══ Input for this task

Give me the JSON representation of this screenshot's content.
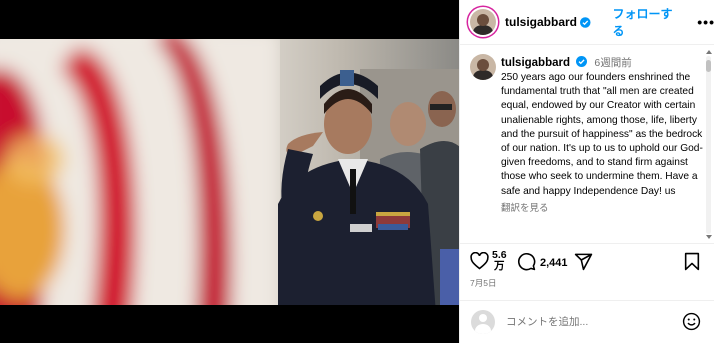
{
  "post": {
    "username": "tulsigabbard",
    "follow_label": "フォローする",
    "more_label": "•••",
    "time_ago": "6週間前",
    "caption": "250 years ago our founders enshrined the fundamental truth that \"all men are created equal, endowed by our Creator with certain unalienable rights, among those, life, liberty and the pursuit of happiness\" as the bedrock of our nation.  It's up to us to uphold our God-given freedoms, and to stand firm against those who seek to undermine them. Have a safe and happy Independence Day! us",
    "translate_label": "翻訳を見る",
    "likes_count_line1": "5.6",
    "likes_count_line2": "万",
    "comments_count": "2,441",
    "date": "7月5日",
    "comment_placeholder": "コメントを追加..."
  },
  "icons": {
    "verified": "verified-badge-icon",
    "like": "heart-icon",
    "comment": "comment-bubble-icon",
    "share": "paper-plane-icon",
    "save": "bookmark-icon",
    "emoji": "smiley-icon",
    "more": "ellipsis-icon"
  },
  "colors": {
    "accent": "#0095f6",
    "verified": "#0095f6",
    "muted": "#737373",
    "border": "#efefef"
  }
}
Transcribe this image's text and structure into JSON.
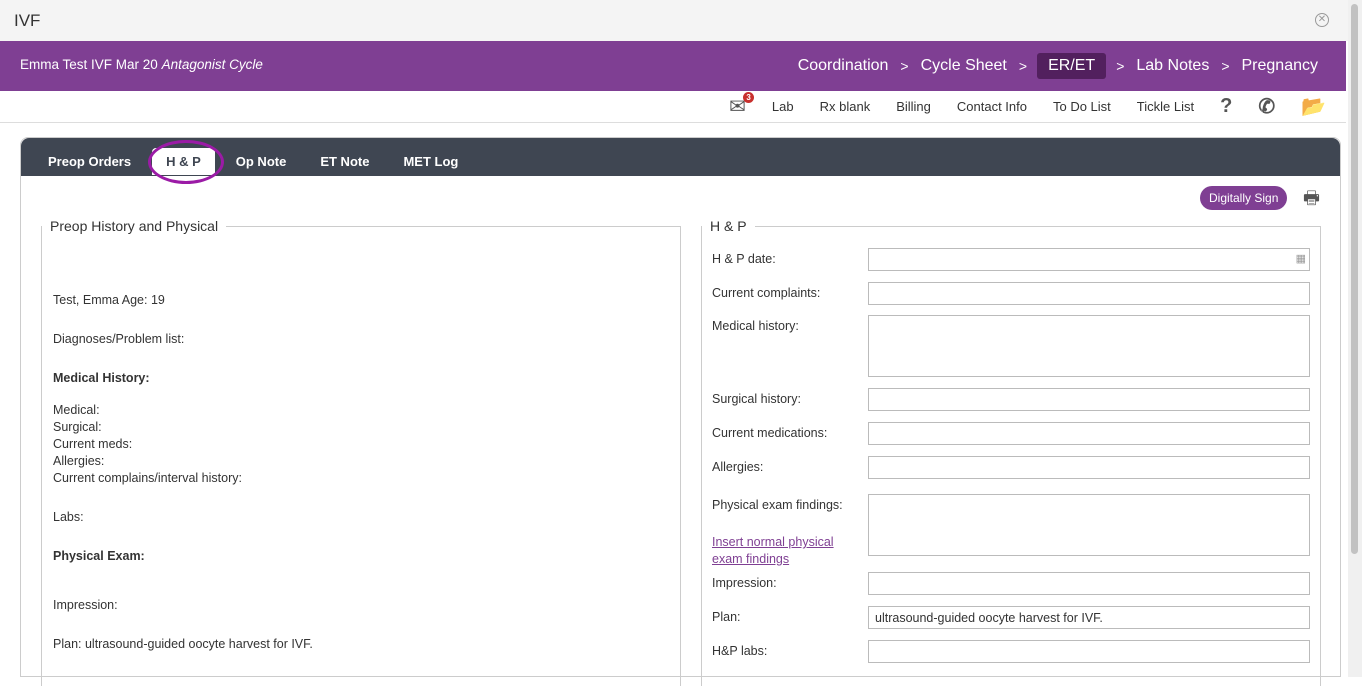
{
  "window": {
    "title": "IVF",
    "close_icon": "close-circle-icon"
  },
  "header": {
    "patient": "Emma Test IVF Mar 20",
    "cycle": "Antagonist Cycle",
    "breadcrumbs": [
      "Coordination",
      "Cycle Sheet",
      "ER/ET",
      "Lab Notes",
      "Pregnancy"
    ],
    "separator": ">",
    "active": "ER/ET"
  },
  "toolbar": {
    "mail_count": "3",
    "items": [
      "Lab",
      "Rx blank",
      "Billing",
      "Contact Info",
      "To Do List",
      "Tickle List"
    ],
    "help": "?"
  },
  "tabs": [
    "Preop Orders",
    "H & P",
    "Op Note",
    "ET Note",
    "MET Log"
  ],
  "actions": {
    "sign": "Digitally Sign"
  },
  "left": {
    "legend": "Preop History and Physical",
    "lines": [
      "Test, Emma Age: 19",
      "Diagnoses/Problem list:",
      "Medical History:",
      "Medical:",
      "Surgical:",
      "Current meds:",
      "Allergies:",
      "Current complains/interval history:",
      "Labs:",
      "Physical Exam:",
      "Impression:",
      "Plan: ultrasound-guided oocyte harvest for IVF."
    ]
  },
  "right": {
    "legend": "H & P",
    "fields": [
      {
        "label": "H & P date:",
        "value": ""
      },
      {
        "label": "Current complaints:",
        "value": ""
      },
      {
        "label": "Medical history:",
        "value": ""
      },
      {
        "label": "Surgical history:",
        "value": ""
      },
      {
        "label": "Current medications:",
        "value": ""
      },
      {
        "label": "Allergies:",
        "value": ""
      },
      {
        "label": "Physical exam findings:",
        "value": ""
      },
      {
        "label": "Impression:",
        "value": ""
      },
      {
        "label": "Plan:",
        "value": "ultrasound-guided oocyte harvest for IVF."
      },
      {
        "label": "H&P labs:",
        "value": ""
      }
    ],
    "insert_link": "Insert normal physical exam findings"
  }
}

════

== Stated problem ==
From the listing above, collect each line in which the string "findings" appears.

== Result of this exercise ==
        "label": "Physical exam findings:",
    "insert_link": "Insert normal physical exam findings"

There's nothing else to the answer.